#### Ausgewählter Textauszug
§

Verwalten oder gestalten
Vor nunmehr 23 Jahren schrieb ich als Mitglied des Bundesvorstands der Pädagogik-Kooperative am 1. Juni 1996 einen Brief an den damaligen Vorsitzenden der „Schuldrucker“ (AKS), unseres anderen Freinetvereins, einen Brief. Sein Wortlaut, noch als gelbe Post handschriftlich verfasst, sei hier wiedergegeben:
Lieber Eberhard Dettinger1,
mit Interesse und Freude habe ich den Aufsatz von Dir und Hans Jörg im Multilettre /Fragen und Versuche 76 gelesen.
Eure historische Sicht auf die Verbreitung der Freinetpädagogik in Deutschland macht mir Mut, Dich einzuladen, einen vielleicht gemeinsamen Blick auf die Zukunft zu werfen.
Euer Artikel hat mir den Anstoß zu diesem Brief gegeben. Hier nun zu meinen Anliegen, das mich schon seit Jahren beschäftigt.

§

#### Gesammeltes Material
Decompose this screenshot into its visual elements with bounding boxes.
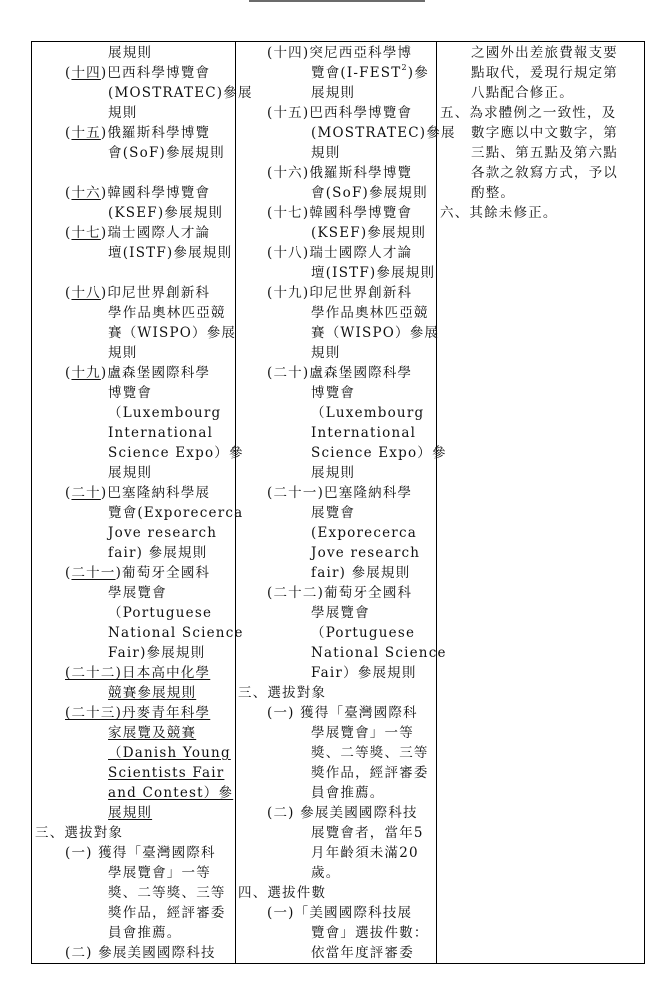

§

#### Aufgabenstellung
Führen Sie den Textauszug über die Freinetpädagogik, den Brief an Eberhard Dettinger, im Anschluss an seinen letzten Satz fort.

#### Ergebnis der Übung
Seit 1982 arbeite ich als Freinetpädagoge. Irgendwann bin ich mir dessen bewusst geworden, dass es zwei2 Freinetvereine in Deutschland gibt. Dies war mir immer fremd. Die Arbeiten von Hans Jörg waren mir genauso Lehrmeister wie die von Ingrid Dietrich oder Johannes Beck. Auf internationalen Treffen war ich manchmal überrascht, wenn mir gesagt wurde, dass der Freinetkollege, mit dem ich gerade zusammenarbeitete, Mitglied bei den Schuldruckern sei.
Es war mir simpel nicht aufgefallen, dass er in anderen „freinetischen Bahnen“ arbeiten oder denken sollte als ich. Nun bin ich beileibe kein Mensch, der Unterschiede oder Verschiedenheiten nicht ertragen könnte oder sie vertuschen möchte.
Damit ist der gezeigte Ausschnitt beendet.